■ Goal of the exercise
Below are the entries; count the lines in them that contain the word "labour" and give only the number.

>> start Data for this exercise

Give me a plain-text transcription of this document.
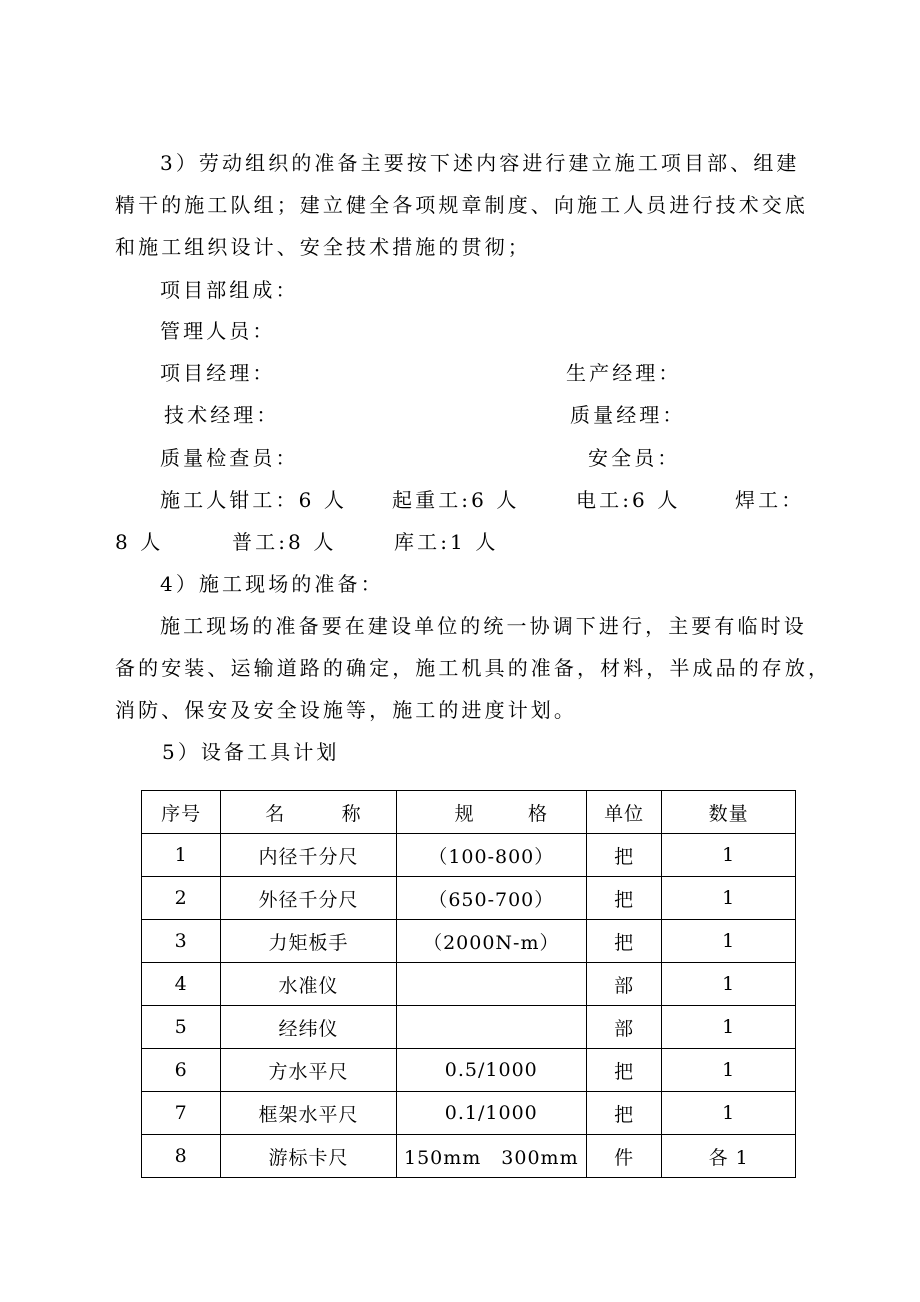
3）劳动组织的准备主要按下述内容进行建立施工项目部、组建
精干的施工队组；建立健全各项规章制度、向施工人员进行技术交底
和施工组织设计、安全技术措施的贯彻；
项目部组成：
管理人员：
项目经理：	生产经理：
技术经理：	质量经理：
质量检查员：	安全员：
施工人钳工：6 人 起重工:6 人	电工:6 人	焊工：
8 人	普工:8 人	库工:1 人
4）施工现场的准备：
施工现场的准备要在建设单位的统一协调下进行，主要有临时设
备的安装、运输道路的确定，施工机具的准备，材料，半成品的存放，
消防、保安及安全设施等，施工的进度计划。
5）设备工具计划
序号	名 称	规 格	单位	数量
1	内径千分尺	（100-800）	把	1
2	外径千分尺	（650-700）	把	1
3	力矩板手	（2000N-m）	把	1
4	水准仪		部	1
5	经纬仪		部	1
6	方水平尺	0.5/1000	把	1
7	框架水平尺	0.1/1000	把	1
8	游标卡尺	150mm　300mm	件	各 1
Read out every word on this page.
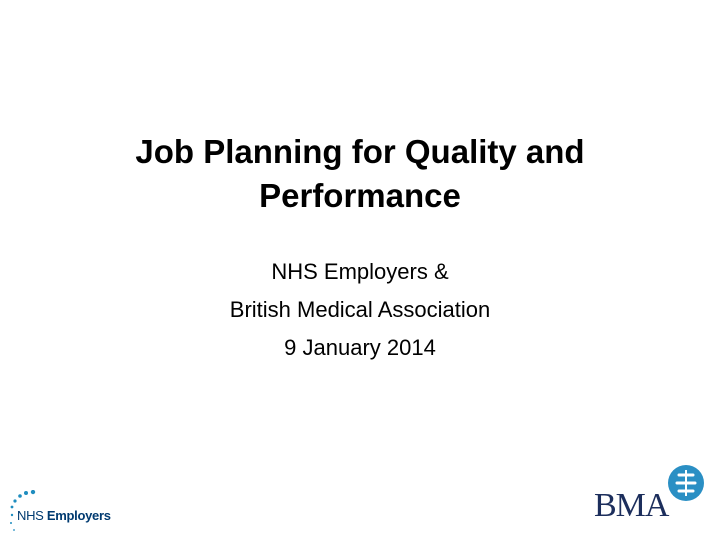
Job Planning for Quality and
Performance
NHS Employers &
British Medical Association
9 January 2014
NHS Employers	BMA
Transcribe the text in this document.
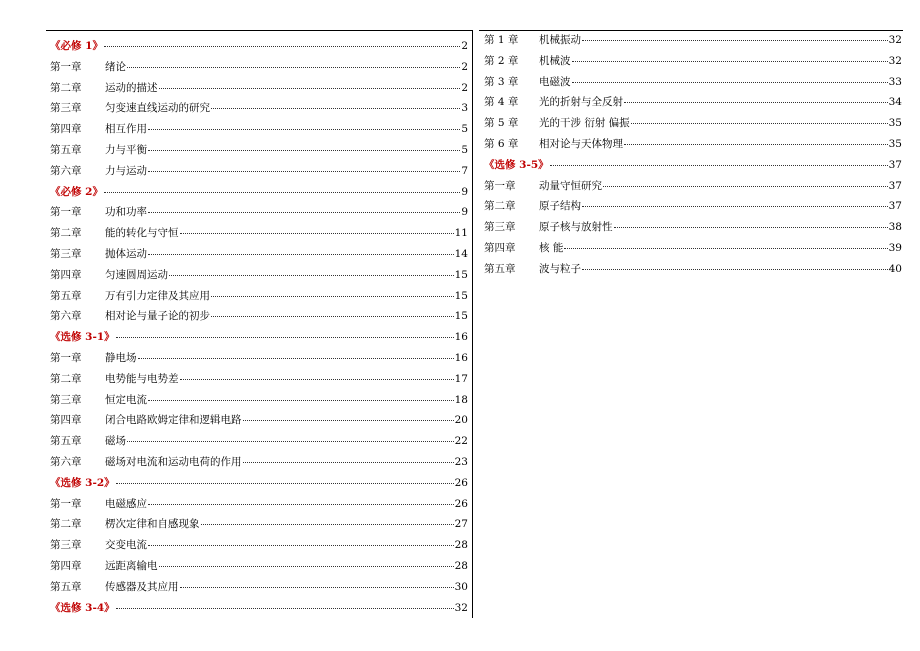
《必修 1》	2
第一章	绪论	2
第二章	运动的描述	2
第三章	匀变速直线运动的研究	3
第四章	相互作用	5
第五章	力与平衡	5
第六章	力与运动	7
《必修 2》	9
第一章	功和功率	9
第二章	能的转化与守恒	11
第三章	抛体运动	14
第四章	匀速圆周运动	15
第五章	万有引力定律及其应用	15
第六章	相对论与量子论的初步	15
《选修 3-1》	16
第一章	静电场	16
第二章	电势能与电势差	17
第三章	恒定电流	18
第四章	闭合电路欧姆定律和逻辑电路	20
第五章	磁场	22
第六章	磁场对电流和运动电荷的作用	23
《选修 3-2》	26
第一章	电磁感应	26
第二章	楞次定律和自感现象	27
第三章	交变电流	28
第四章	远距离输电	28
第五章	传感器及其应用	30
《选修 3-4》	32
第 1 章	机械振动	32
第 2 章	机械波	32
第 3 章	电磁波	33
第 4 章	光的折射与全反射	34
第 5 章	光的干涉 衍射 偏振	35
第 6 章	相对论与天体物理	35
《选修 3-5》	37
第一章	动量守恒研究	37
第二章	原子结构	37
第三章	原子核与放射性	38
第四章	核 能	39
第五章	波与粒子	40
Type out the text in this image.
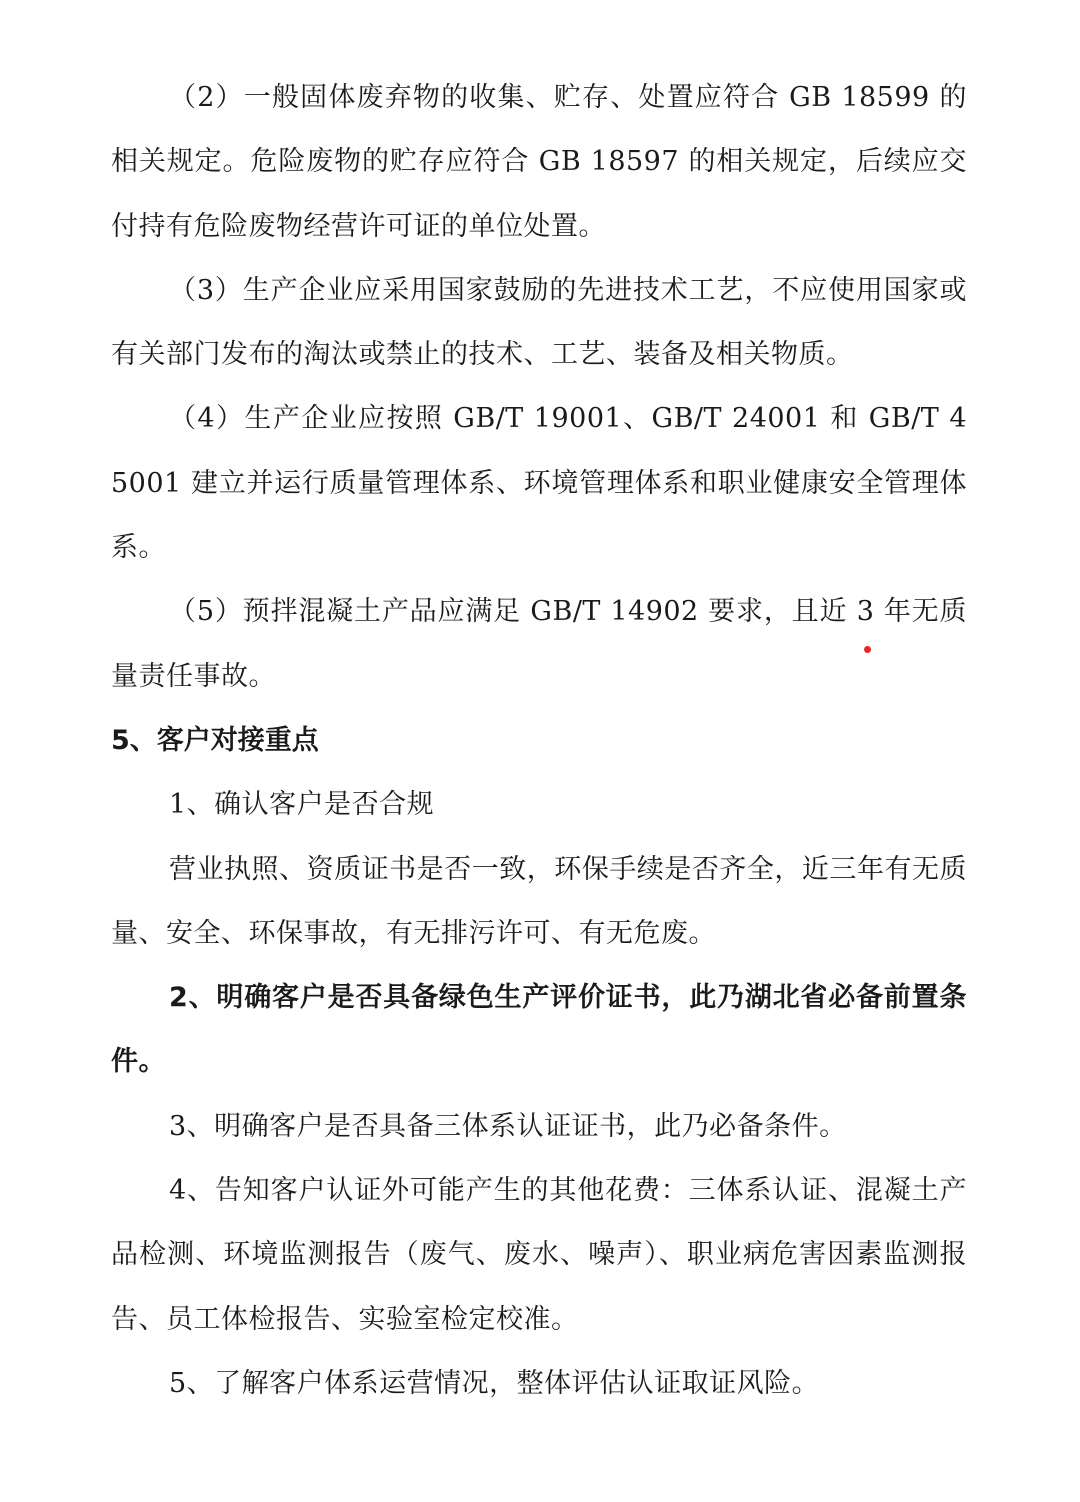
（2）一般固体废弃物的收集、贮存、处置应符合 GB 18599 的相关规定。危险废物的贮存应符合 GB 18597 的相关规定，后续应交付持有危险废物经营许可证的单位处置。

（3）生产企业应采用国家鼓励的先进技术工艺，不应使用国家或有关部门发布的淘汰或禁止的技术、工艺、装备及相关物质。

（4）生产企业应按照 GB/T 19001、GB/T 24001 和 GB/T 45001 建立并运行质量管理体系、环境管理体系和职业健康安全管理体系。

（5）预拌混凝土产品应满足 GB/T 14902 要求，且近 3 年无质量责任事故。

5、客户对接重点

1、确认客户是否合规

营业执照、资质证书是否一致，环保手续是否齐全，近三年有无质量、安全、环保事故，有无排污许可、有无危废。

2、明确客户是否具备绿色生产评价证书，此乃湖北省必备前置条件。

3、明确客户是否具备三体系认证证书，此乃必备条件。

4、告知客户认证外可能产生的其他花费：三体系认证、混凝土产品检测、环境监测报告（废气、废水、噪声）、职业病危害因素监测报告、员工体检报告、实验室检定校准。

5、了解客户体系运营情况，整体评估认证取证风险。
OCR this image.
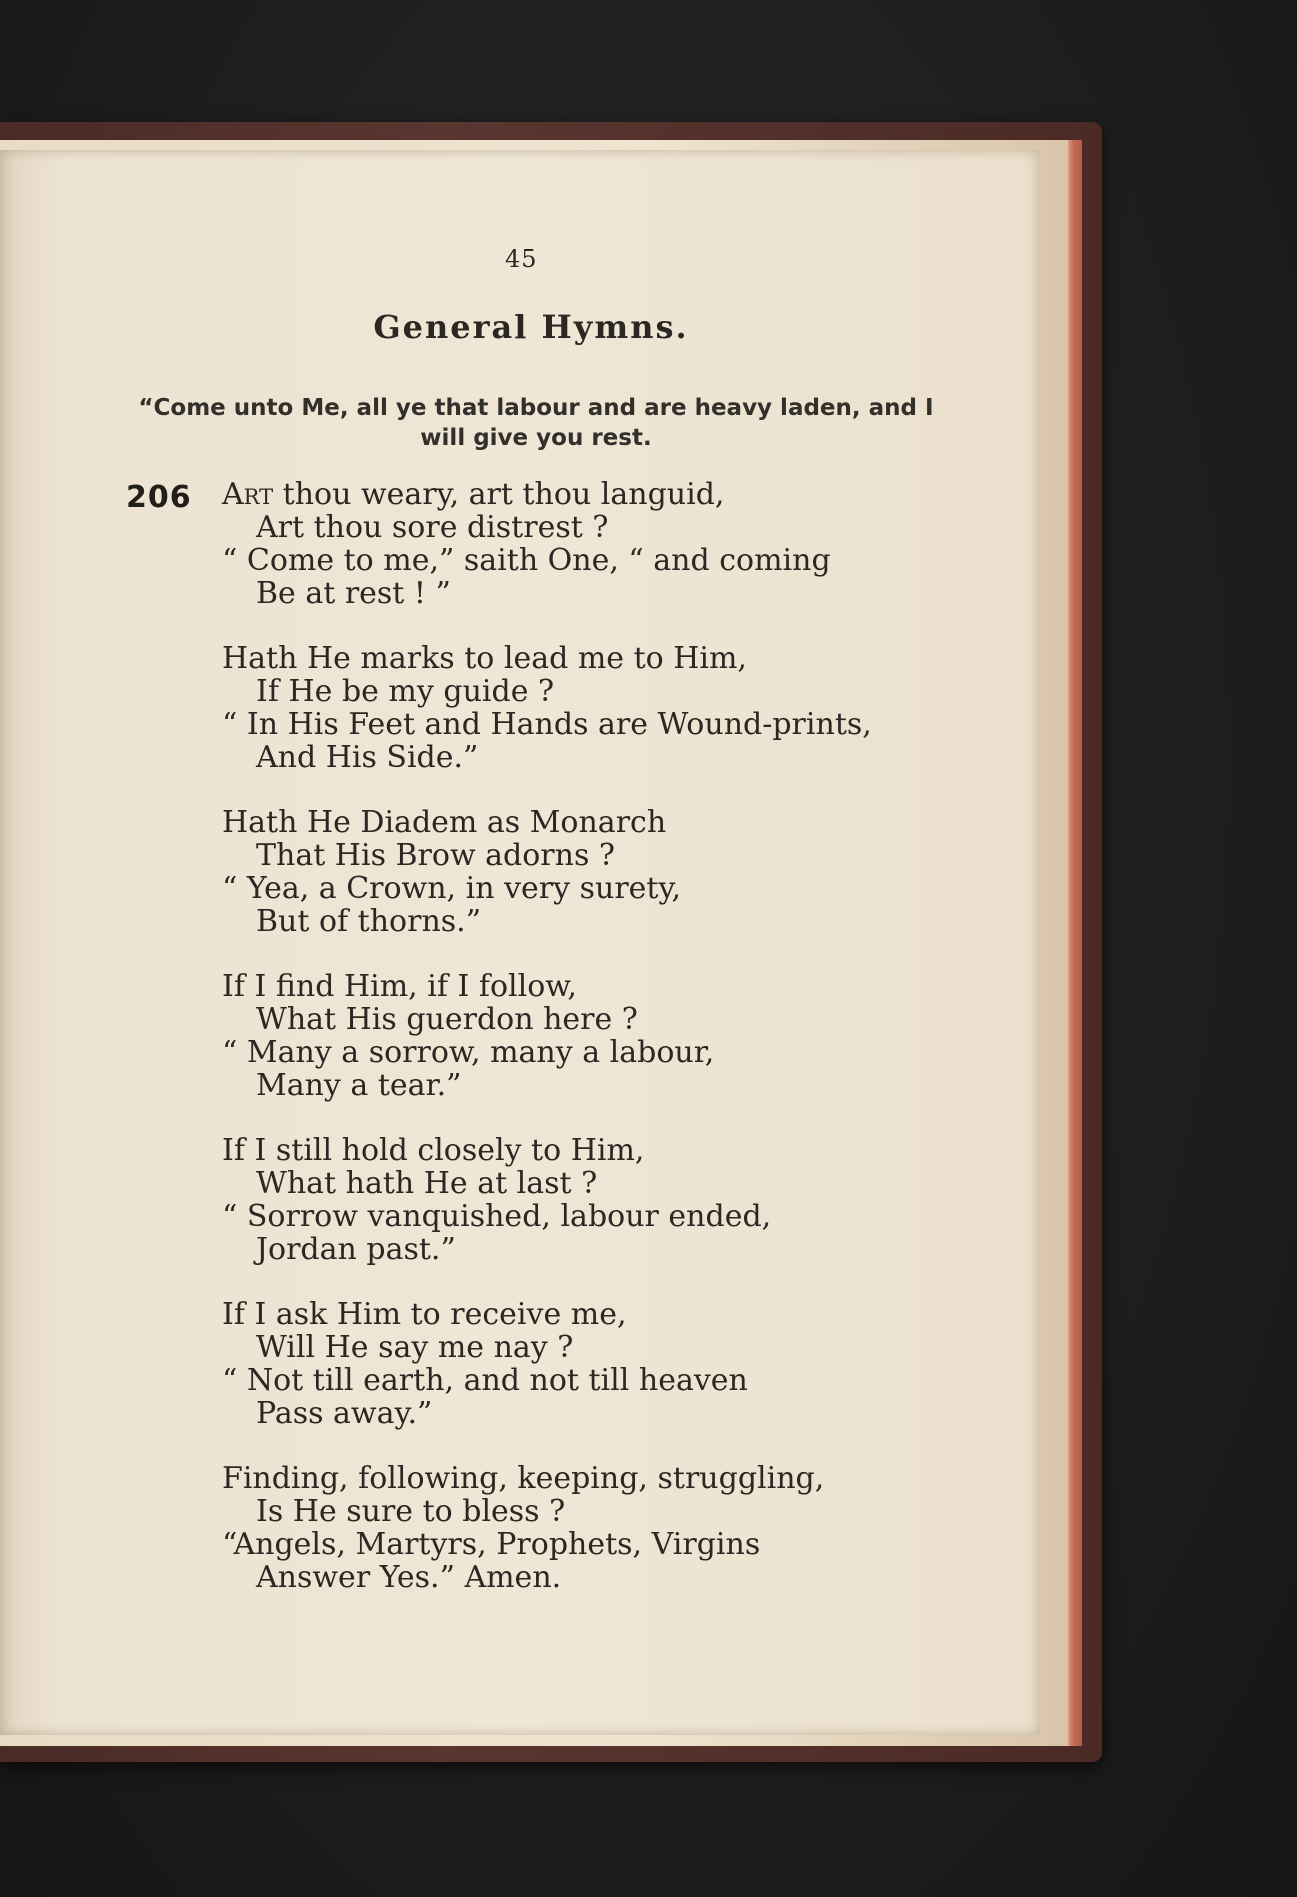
45
General Hymns.
“Come unto Me, all ye that labour and are heavy laden, and I will give you rest.
206 Art thou weary, art thou languid,
Art thou sore distrest ?
“ Come to me,” saith One, “ and coming
Be at rest ! ”
Hath He marks to lead me to Him,
If He be my guide ?
“ In His Feet and Hands are Wound-prints,
And His Side.”
Hath He Diadem as Monarch
That His Brow adorns ?
“ Yea, a Crown, in very surety,
But of thorns.”
If I find Him, if I follow,
What His guerdon here ?
“ Many a sorrow, many a labour,
Many a tear.”
If I still hold closely to Him,
What hath He at last ?
“ Sorrow vanquished, labour ended,
Jordan past.”
If I ask Him to receive me,
Will He say me nay ?
“ Not till earth, and not till heaven
Pass away.”
Finding, following, keeping, struggling,
Is He sure to bless ?
“Angels, Martyrs, Prophets, Virgins
Answer Yes.” Amen.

>> end Data for this exercise

■ Exercise result
3